**Stated exercise**
What is needed here is an exact copy of every entry.

**Dataset items**
....

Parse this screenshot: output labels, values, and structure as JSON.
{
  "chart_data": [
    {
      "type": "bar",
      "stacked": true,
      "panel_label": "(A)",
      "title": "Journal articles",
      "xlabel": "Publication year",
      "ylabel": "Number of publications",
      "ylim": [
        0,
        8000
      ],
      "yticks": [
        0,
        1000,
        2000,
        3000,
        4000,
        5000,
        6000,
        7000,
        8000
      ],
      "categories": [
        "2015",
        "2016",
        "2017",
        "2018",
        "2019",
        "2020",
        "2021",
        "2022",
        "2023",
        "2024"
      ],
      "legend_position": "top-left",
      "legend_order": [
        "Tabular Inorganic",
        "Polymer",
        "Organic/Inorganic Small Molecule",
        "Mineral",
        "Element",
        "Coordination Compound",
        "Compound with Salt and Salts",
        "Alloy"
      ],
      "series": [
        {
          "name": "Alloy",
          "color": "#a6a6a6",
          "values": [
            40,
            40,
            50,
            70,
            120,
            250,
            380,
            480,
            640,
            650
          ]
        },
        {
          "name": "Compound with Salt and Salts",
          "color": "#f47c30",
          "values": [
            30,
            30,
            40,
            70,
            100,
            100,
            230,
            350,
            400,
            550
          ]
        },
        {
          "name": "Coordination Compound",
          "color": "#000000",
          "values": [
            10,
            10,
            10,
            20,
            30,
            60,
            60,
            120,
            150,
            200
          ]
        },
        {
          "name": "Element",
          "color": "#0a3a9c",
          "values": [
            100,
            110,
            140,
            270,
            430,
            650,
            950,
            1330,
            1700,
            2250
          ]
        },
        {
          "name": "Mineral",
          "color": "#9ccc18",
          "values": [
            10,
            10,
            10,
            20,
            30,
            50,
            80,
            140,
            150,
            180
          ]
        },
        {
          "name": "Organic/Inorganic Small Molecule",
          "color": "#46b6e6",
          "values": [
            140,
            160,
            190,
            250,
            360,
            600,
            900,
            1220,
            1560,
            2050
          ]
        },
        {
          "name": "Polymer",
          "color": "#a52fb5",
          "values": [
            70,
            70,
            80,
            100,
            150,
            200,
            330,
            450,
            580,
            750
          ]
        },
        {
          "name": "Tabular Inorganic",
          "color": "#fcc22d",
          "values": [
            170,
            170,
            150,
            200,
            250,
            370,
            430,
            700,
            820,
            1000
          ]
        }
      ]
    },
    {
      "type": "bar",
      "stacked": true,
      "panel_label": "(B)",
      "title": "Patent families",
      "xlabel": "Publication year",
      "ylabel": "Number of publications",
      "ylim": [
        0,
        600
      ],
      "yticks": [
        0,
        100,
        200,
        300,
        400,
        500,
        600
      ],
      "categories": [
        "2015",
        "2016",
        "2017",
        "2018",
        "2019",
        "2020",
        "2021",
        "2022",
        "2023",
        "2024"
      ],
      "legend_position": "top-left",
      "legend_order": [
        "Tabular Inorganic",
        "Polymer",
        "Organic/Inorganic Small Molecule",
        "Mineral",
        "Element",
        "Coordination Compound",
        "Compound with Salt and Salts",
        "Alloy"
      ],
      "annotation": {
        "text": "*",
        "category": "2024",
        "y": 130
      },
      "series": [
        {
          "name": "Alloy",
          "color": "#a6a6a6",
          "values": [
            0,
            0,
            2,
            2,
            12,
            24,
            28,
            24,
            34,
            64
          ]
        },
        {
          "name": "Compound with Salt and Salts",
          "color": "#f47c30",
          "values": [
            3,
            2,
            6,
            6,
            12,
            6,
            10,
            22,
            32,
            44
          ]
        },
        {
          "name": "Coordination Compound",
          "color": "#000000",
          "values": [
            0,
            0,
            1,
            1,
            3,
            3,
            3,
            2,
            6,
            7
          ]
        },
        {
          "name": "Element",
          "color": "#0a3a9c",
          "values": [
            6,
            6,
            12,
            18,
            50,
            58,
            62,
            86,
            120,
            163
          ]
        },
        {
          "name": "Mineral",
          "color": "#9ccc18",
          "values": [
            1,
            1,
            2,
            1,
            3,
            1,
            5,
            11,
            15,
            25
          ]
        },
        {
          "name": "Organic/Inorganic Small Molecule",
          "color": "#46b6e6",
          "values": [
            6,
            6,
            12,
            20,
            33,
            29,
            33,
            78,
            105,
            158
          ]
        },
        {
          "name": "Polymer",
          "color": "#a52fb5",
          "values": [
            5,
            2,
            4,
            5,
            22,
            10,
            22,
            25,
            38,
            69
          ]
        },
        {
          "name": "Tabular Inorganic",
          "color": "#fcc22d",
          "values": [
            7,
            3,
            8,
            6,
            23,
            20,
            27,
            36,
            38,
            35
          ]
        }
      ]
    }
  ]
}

....

**Finished answer**
Parse this screenshot: output labels, values, and structure as JSON.
{
  "chart_data": [
    {
      "type": "bar",
      "stacked": true,
      "panel_label": "(A)",
      "title": "Journal articles",
      "xlabel": "Publication year",
      "ylabel": "Number of publications",
      "ylim": [
        0,
        8000
      ],
      "yticks": [
        0,
        1000,
        2000,
        3000,
        4000,
        5000,
        6000,
        7000,
        8000
      ],
      "categories": [
        "2015",
        "2016",
        "2017",
        "2018",
        "2019",
        "2020",
        "2021",
        "2022",
        "2023",
        "2024"
      ],
      "legend_position": "top-left",
      "legend_order": [
        "Tabular Inorganic",
        "Polymer",
        "Organic/Inorganic Small Molecule",
        "Mineral",
        "Element",
        "Coordination Compound",
        "Compound with Salt and Salts",
        "Alloy"
      ],
      "series": [
        {
          "name": "Alloy",
          "color": "#a6a6a6",
          "values": [
            40,
            40,
            50,
            70,
            120,
            250,
            380,
            480,
            640,
            650
          ]
        },
        {
          "name": "Compound with Salt and Salts",
          "color": "#f47c30",
          "values": [
            30,
            30,
            40,
            70,
            100,
            100,
            230,
            350,
            400,
            550
          ]
        },
        {
          "name": "Coordination Compound",
          "color": "#000000",
          "values": [
            10,
            10,
            10,
            20,
            30,
            60,
            60,
            120,
            150,
            200
          ]
        },
        {
          "name": "Element",
          "color": "#0a3a9c",
          "values": [
            100,
            110,
            140,
            270,
            430,
            650,
            950,
            1330,
            1700,
            2250
          ]
        },
        {
          "name": "Mineral",
          "color": "#9ccc18",
          "values": [
            10,
            10,
            10,
            20,
            30,
            50,
            80,
            140,
            150,
            180
          ]
        },
        {
          "name": "Organic/Inorganic Small Molecule",
          "color": "#46b6e6",
          "values": [
            140,
            160,
            190,
            250,
            360,
            600,
            900,
            1220,
            1560,
            2050
          ]
        },
        {
          "name": "Polymer",
          "color": "#a52fb5",
          "values": [
            70,
            70,
            80,
            100,
            150,
            200,
            330,
            450,
            580,
            750
          ]
        },
        {
          "name": "Tabular Inorganic",
          "color": "#fcc22d",
          "values": [
            170,
            170,
            150,
            200,
            250,
            370,
            430,
            700,
            820,
            1000
          ]
        }
      ]
    },
    {
      "type": "bar",
      "stacked": true,
      "panel_label": "(B)",
      "title": "Patent families",
      "xlabel": "Publication year",
      "ylabel": "Number of publications",
      "ylim": [
        0,
        600
      ],
      "yticks": [
        0,
        100,
        200,
        300,
        400,
        500,
        600
      ],
      "categories": [
        "2015",
        "2016",
        "2017",
        "2018",
        "2019",
        "2020",
        "2021",
        "2022",
        "2023",
        "2024"
      ],
      "legend_position": "top-left",
      "legend_order": [
        "Tabular Inorganic",
        "Polymer",
        "Organic/Inorganic Small Molecule",
        "Mineral",
        "Element",
        "Coordination Compound",
        "Compound with Salt and Salts",
        "Alloy"
      ],
      "annotation": {
        "text": "*",
        "category": "2024",
        "y": 130
      },
      "series": [
        {
          "name": "Alloy",
          "color": "#a6a6a6",
          "values": [
            0,
            0,
            2,
            2,
            12,
            24,
            28,
            24,
            34,
            64
          ]
        },
        {
          "name": "Compound with Salt and Salts",
          "color": "#f47c30",
          "values": [
            3,
            2,
            6,
            6,
            12,
            6,
            10,
            22,
            32,
            44
          ]
        },
        {
          "name": "Coordination Compound",
          "color": "#000000",
          "values": [
            0,
            0,
            1,
            1,
            3,
            3,
            3,
            2,
            6,
            7
          ]
        },
        {
          "name": "Element",
          "color": "#0a3a9c",
          "values": [
            6,
            6,
            12,
            18,
            50,
            58,
            62,
            86,
            120,
            163
          ]
        },
        {
          "name": "Mineral",
          "color": "#9ccc18",
          "values": [
            1,
            1,
            2,
            1,
            3,
            1,
            5,
            11,
            15,
            25
          ]
        },
        {
          "name": "Organic/Inorganic Small Molecule",
          "color": "#46b6e6",
          "values": [
            6,
            6,
            12,
            20,
            33,
            29,
            33,
            78,
            105,
            158
          ]
        },
        {
          "name": "Polymer",
          "color": "#a52fb5",
          "values": [
            5,
            2,
            4,
            5,
            22,
            10,
            22,
            25,
            38,
            69
          ]
        },
        {
          "name": "Tabular Inorganic",
          "color": "#fcc22d",
          "values": [
            7,
            3,
            8,
            6,
            23,
            20,
            27,
            36,
            38,
            35
          ]
        }
      ]
    }
  ]
}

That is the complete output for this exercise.